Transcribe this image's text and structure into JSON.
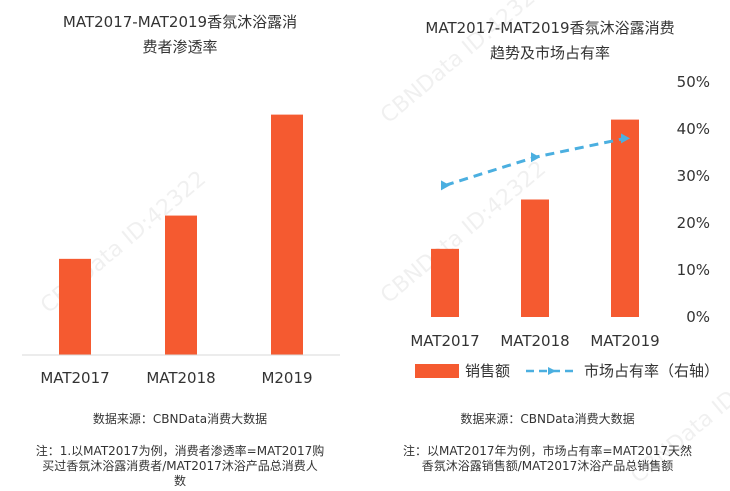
{
  "watermark": "CBNData ID:42322",
  "left_chart": {
    "title_lines": [
      "MAT2017-MAT2019香氛沐浴露消",
      "费者渗透率"
    ],
    "source": "数据来源：CBNData消费大数据",
    "note_lines": [
      "注：1.以MAT2017为例，消费者渗透率=MAT2017购",
      "买过香氛沐浴露消费者/MAT2017沐浴产品总消费人",
      "数"
    ]
  },
  "right_chart": {
    "title_lines": [
      "MAT2017-MAT2019香氛沐浴露消费",
      "趋势及市场占有率"
    ],
    "legend": {
      "bar": "销售额",
      "line": "市场占有率（右轴）"
    },
    "source": "数据来源：CBNData消费大数据",
    "note_lines": [
      "注：以MAT2017年为例，市场占有率=MAT2017天然",
      "香氛沐浴露销售额/MAT2017沐浴产品总销售额"
    ]
  },
  "colors": {
    "bar": "#f55a30",
    "line": "#4bafe0",
    "axis": "#d9d9d9"
  },
  "chart_data": [
    {
      "type": "bar",
      "title": "MAT2017-MAT2019香氛沐浴露消费者渗透率",
      "categories": [
        "MAT2017",
        "MAT2018",
        "M2019"
      ],
      "series": [
        {
          "values": [
            1.0,
            1.45,
            2.5
          ]
        }
      ],
      "ylim": [
        0,
        2.6
      ],
      "y_axis_visible": false,
      "grid": false
    },
    {
      "type": "bar",
      "title": "MAT2017-MAT2019香氛沐浴露消费趋势及市场占有率",
      "categories": [
        "MAT2017",
        "MAT2018",
        "MAT2019"
      ],
      "series": [
        {
          "name": "销售额",
          "type": "bar",
          "axis": "left",
          "values": [
            1.45,
            2.5,
            4.2
          ]
        },
        {
          "name": "市场占有率（右轴）",
          "type": "line",
          "axis": "right",
          "style": "dashed",
          "values": [
            0.28,
            0.34,
            0.38
          ]
        }
      ],
      "y_left": {
        "range": [
          0,
          5.0
        ],
        "visible": false
      },
      "y_right": {
        "range": [
          0,
          0.5
        ],
        "ticks": [
          "0%",
          "10%",
          "20%",
          "30%",
          "40%",
          "50%"
        ]
      },
      "grid": false
    }
  ]
}
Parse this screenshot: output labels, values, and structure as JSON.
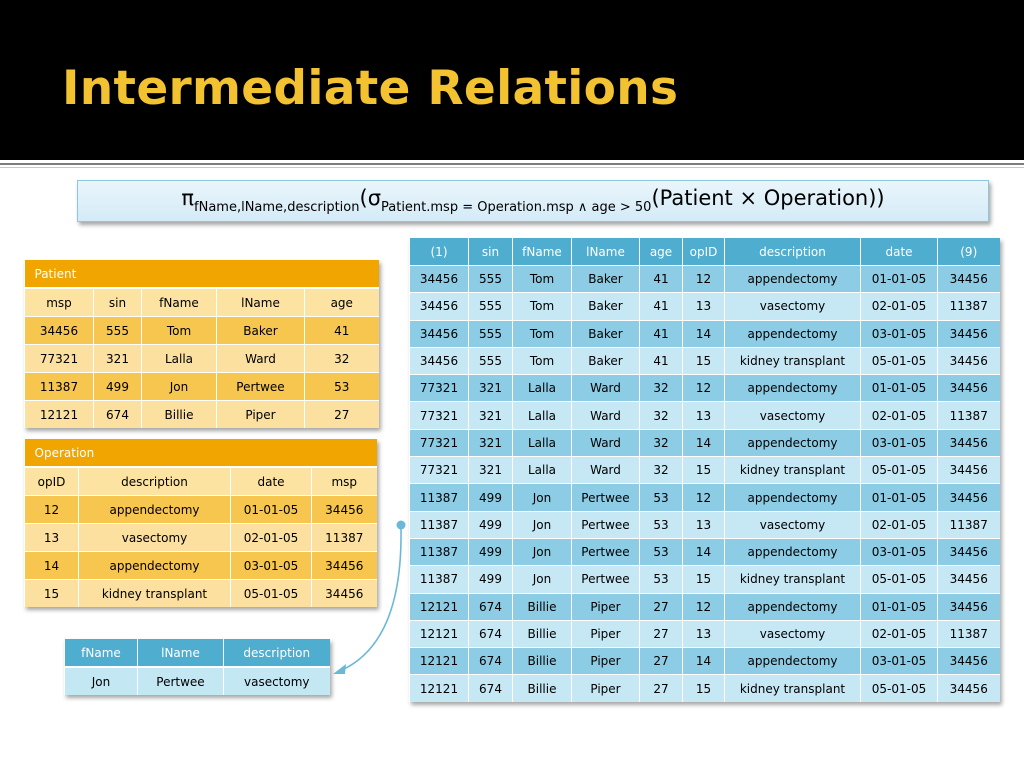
{
  "slide": {
    "title": "Intermediate Relations"
  },
  "formula": {
    "pi": "π",
    "pi_sub": "fName,lName,description",
    "open1": "(",
    "sigma": "σ",
    "sigma_sub": "Patient.msp = Operation.msp ∧ age > 50",
    "rest": "(Patient × Operation))"
  },
  "patient": {
    "caption": "Patient",
    "columns": [
      "msp",
      "sin",
      "fName",
      "lName",
      "age"
    ],
    "rows": [
      [
        "34456",
        "555",
        "Tom",
        "Baker",
        "41"
      ],
      [
        "77321",
        "321",
        "Lalla",
        "Ward",
        "32"
      ],
      [
        "11387",
        "499",
        "Jon",
        "Pertwee",
        "53"
      ],
      [
        "12121",
        "674",
        "Billie",
        "Piper",
        "27"
      ]
    ]
  },
  "operation": {
    "caption": "Operation",
    "columns": [
      "opID",
      "description",
      "date",
      "msp"
    ],
    "rows": [
      [
        "12",
        "appendectomy",
        "01-01-05",
        "34456"
      ],
      [
        "13",
        "vasectomy",
        "02-01-05",
        "11387"
      ],
      [
        "14",
        "appendectomy",
        "03-01-05",
        "34456"
      ],
      [
        "15",
        "kidney transplant",
        "05-01-05",
        "34456"
      ]
    ]
  },
  "result": {
    "columns": [
      "fName",
      "lName",
      "description"
    ],
    "rows": [
      [
        "Jon",
        "Pertwee",
        "vasectomy"
      ]
    ]
  },
  "product": {
    "columns": [
      "(1)",
      "sin",
      "fName",
      "lName",
      "age",
      "opID",
      "description",
      "date",
      "(9)"
    ],
    "rows": [
      [
        "34456",
        "555",
        "Tom",
        "Baker",
        "41",
        "12",
        "appendectomy",
        "01-01-05",
        "34456"
      ],
      [
        "34456",
        "555",
        "Tom",
        "Baker",
        "41",
        "13",
        "vasectomy",
        "02-01-05",
        "11387"
      ],
      [
        "34456",
        "555",
        "Tom",
        "Baker",
        "41",
        "14",
        "appendectomy",
        "03-01-05",
        "34456"
      ],
      [
        "34456",
        "555",
        "Tom",
        "Baker",
        "41",
        "15",
        "kidney transplant",
        "05-01-05",
        "34456"
      ],
      [
        "77321",
        "321",
        "Lalla",
        "Ward",
        "32",
        "12",
        "appendectomy",
        "01-01-05",
        "34456"
      ],
      [
        "77321",
        "321",
        "Lalla",
        "Ward",
        "32",
        "13",
        "vasectomy",
        "02-01-05",
        "11387"
      ],
      [
        "77321",
        "321",
        "Lalla",
        "Ward",
        "32",
        "14",
        "appendectomy",
        "03-01-05",
        "34456"
      ],
      [
        "77321",
        "321",
        "Lalla",
        "Ward",
        "32",
        "15",
        "kidney transplant",
        "05-01-05",
        "34456"
      ],
      [
        "11387",
        "499",
        "Jon",
        "Pertwee",
        "53",
        "12",
        "appendectomy",
        "01-01-05",
        "34456"
      ],
      [
        "11387",
        "499",
        "Jon",
        "Pertwee",
        "53",
        "13",
        "vasectomy",
        "02-01-05",
        "11387"
      ],
      [
        "11387",
        "499",
        "Jon",
        "Pertwee",
        "53",
        "14",
        "appendectomy",
        "03-01-05",
        "34456"
      ],
      [
        "11387",
        "499",
        "Jon",
        "Pertwee",
        "53",
        "15",
        "kidney transplant",
        "05-01-05",
        "34456"
      ],
      [
        "12121",
        "674",
        "Billie",
        "Piper",
        "27",
        "12",
        "appendectomy",
        "01-01-05",
        "34456"
      ],
      [
        "12121",
        "674",
        "Billie",
        "Piper",
        "27",
        "13",
        "vasectomy",
        "02-01-05",
        "11387"
      ],
      [
        "12121",
        "674",
        "Billie",
        "Piper",
        "27",
        "14",
        "appendectomy",
        "03-01-05",
        "34456"
      ],
      [
        "12121",
        "674",
        "Billie",
        "Piper",
        "27",
        "15",
        "kidney transplant",
        "05-01-05",
        "34456"
      ]
    ]
  },
  "colors": {
    "title": "#f2c230",
    "header_bg": "#000000",
    "orange_caption": "#f0a500",
    "orange_dark_row": "#f7c64e",
    "orange_light_row": "#fbe0a0",
    "blue_header": "#4fadd0",
    "blue_dark_row": "#8ccde5",
    "blue_light_row": "#c6e8f5",
    "arrow": "#6bb9d8"
  }
}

What to work on: Take the listing above and print it exactly, apart from the pictures.

Exercise solution:
Transcribe this image's text and structure into JSON.
{
  "watermark": "CBNData ID:42322",
  "left_chart": {
    "title_lines": [
      "MAT2017-MAT2019香氛沐浴露消",
      "费者渗透率"
    ],
    "source": "数据来源：CBNData消费大数据",
    "note_lines": [
      "注：1.以MAT2017为例，消费者渗透率=MAT2017购",
      "买过香氛沐浴露消费者/MAT2017沐浴产品总消费人",
      "数"
    ]
  },
  "right_chart": {
    "title_lines": [
      "MAT2017-MAT2019香氛沐浴露消费",
      "趋势及市场占有率"
    ],
    "legend": {
      "bar": "销售额",
      "line": "市场占有率（右轴）"
    },
    "source": "数据来源：CBNData消费大数据",
    "note_lines": [
      "注：以MAT2017年为例，市场占有率=MAT2017天然",
      "香氛沐浴露销售额/MAT2017沐浴产品总销售额"
    ]
  },
  "colors": {
    "bar": "#f55a30",
    "line": "#4bafe0",
    "axis": "#d9d9d9"
  },
  "chart_data": [
    {
      "type": "bar",
      "title": "MAT2017-MAT2019香氛沐浴露消费者渗透率",
      "categories": [
        "MAT2017",
        "MAT2018",
        "M2019"
      ],
      "series": [
        {
          "values": [
            1.0,
            1.45,
            2.5
          ]
        }
      ],
      "ylim": [
        0,
        2.6
      ],
      "y_axis_visible": false,
      "grid": false
    },
    {
      "type": "bar",
      "title": "MAT2017-MAT2019香氛沐浴露消费趋势及市场占有率",
      "categories": [
        "MAT2017",
        "MAT2018",
        "MAT2019"
      ],
      "series": [
        {
          "name": "销售额",
          "type": "bar",
          "axis": "left",
          "values": [
            1.45,
            2.5,
            4.2
          ]
        },
        {
          "name": "市场占有率（右轴）",
          "type": "line",
          "axis": "right",
          "style": "dashed",
          "values": [
            0.28,
            0.34,
            0.38
          ]
        }
      ],
      "y_left": {
        "range": [
          0,
          5.0
        ],
        "visible": false
      },
      "y_right": {
        "range": [
          0,
          0.5
        ],
        "ticks": [
          "0%",
          "10%",
          "20%",
          "30%",
          "40%",
          "50%"
        ]
      },
      "grid": false
    }
  ]
}
Parse this screenshot: output labels, values, and structure as JSON.
{
  "slide": {
    "title": "Intermediate Relations"
  },
  "formula": {
    "pi": "π",
    "pi_sub": "fName,lName,description",
    "open1": "(",
    "sigma": "σ",
    "sigma_sub": "Patient.msp = Operation.msp ∧ age > 50",
    "rest": "(Patient × Operation))"
  },
  "patient": {
    "caption": "Patient",
    "columns": [
      "msp",
      "sin",
      "fName",
      "lName",
      "age"
    ],
    "rows": [
      [
        "34456",
        "555",
        "Tom",
        "Baker",
        "41"
      ],
      [
        "77321",
        "321",
        "Lalla",
        "Ward",
        "32"
      ],
      [
        "11387",
        "499",
        "Jon",
        "Pertwee",
        "53"
      ],
      [
        "12121",
        "674",
        "Billie",
        "Piper",
        "27"
      ]
    ]
  },
  "operation": {
    "caption": "Operation",
    "columns": [
      "opID",
      "description",
      "date",
      "msp"
    ],
    "rows": [
      [
        "12",
        "appendectomy",
        "01-01-05",
        "34456"
      ],
      [
        "13",
        "vasectomy",
        "02-01-05",
        "11387"
      ],
      [
        "14",
        "appendectomy",
        "03-01-05",
        "34456"
      ],
      [
        "15",
        "kidney transplant",
        "05-01-05",
        "34456"
      ]
    ]
  },
  "result": {
    "columns": [
      "fName",
      "lName",
      "description"
    ],
    "rows": [
      [
        "Jon",
        "Pertwee",
        "vasectomy"
      ]
    ]
  },
  "product": {
    "columns": [
      "(1)",
      "sin",
      "fName",
      "lName",
      "age",
      "opID",
      "description",
      "date",
      "(9)"
    ],
    "rows": [
      [
        "34456",
        "555",
        "Tom",
        "Baker",
        "41",
        "12",
        "appendectomy",
        "01-01-05",
        "34456"
      ],
      [
        "34456",
        "555",
        "Tom",
        "Baker",
        "41",
        "13",
        "vasectomy",
        "02-01-05",
        "11387"
      ],
      [
        "34456",
        "555",
        "Tom",
        "Baker",
        "41",
        "14",
        "appendectomy",
        "03-01-05",
        "34456"
      ],
      [
        "34456",
        "555",
        "Tom",
        "Baker",
        "41",
        "15",
        "kidney transplant",
        "05-01-05",
        "34456"
      ],
      [
        "77321",
        "321",
        "Lalla",
        "Ward",
        "32",
        "12",
        "appendectomy",
        "01-01-05",
        "34456"
      ],
      [
        "77321",
        "321",
        "Lalla",
        "Ward",
        "32",
        "13",
        "vasectomy",
        "02-01-05",
        "11387"
      ],
      [
        "77321",
        "321",
        "Lalla",
        "Ward",
        "32",
        "14",
        "appendectomy",
        "03-01-05",
        "34456"
      ],
      [
        "77321",
        "321",
        "Lalla",
        "Ward",
        "32",
        "15",
        "kidney transplant",
        "05-01-05",
        "34456"
      ],
      [
        "11387",
        "499",
        "Jon",
        "Pertwee",
        "53",
        "12",
        "appendectomy",
        "01-01-05",
        "34456"
      ],
      [
        "11387",
        "499",
        "Jon",
        "Pertwee",
        "53",
        "13",
        "vasectomy",
        "02-01-05",
        "11387"
      ],
      [
        "11387",
        "499",
        "Jon",
        "Pertwee",
        "53",
        "14",
        "appendectomy",
        "03-01-05",
        "34456"
      ],
      [
        "11387",
        "499",
        "Jon",
        "Pertwee",
        "53",
        "15",
        "kidney transplant",
        "05-01-05",
        "34456"
      ],
      [
        "12121",
        "674",
        "Billie",
        "Piper",
        "27",
        "12",
        "appendectomy",
        "01-01-05",
        "34456"
      ],
      [
        "12121",
        "674",
        "Billie",
        "Piper",
        "27",
        "13",
        "vasectomy",
        "02-01-05",
        "11387"
      ],
      [
        "12121",
        "674",
        "Billie",
        "Piper",
        "27",
        "14",
        "appendectomy",
        "03-01-05",
        "34456"
      ],
      [
        "12121",
        "674",
        "Billie",
        "Piper",
        "27",
        "15",
        "kidney transplant",
        "05-01-05",
        "34456"
      ]
    ]
  },
  "colors": {
    "title": "#f2c230",
    "header_bg": "#000000",
    "orange_caption": "#f0a500",
    "orange_dark_row": "#f7c64e",
    "orange_light_row": "#fbe0a0",
    "blue_header": "#4fadd0",
    "blue_dark_row": "#8ccde5",
    "blue_light_row": "#c6e8f5",
    "arrow": "#6bb9d8"
  }
}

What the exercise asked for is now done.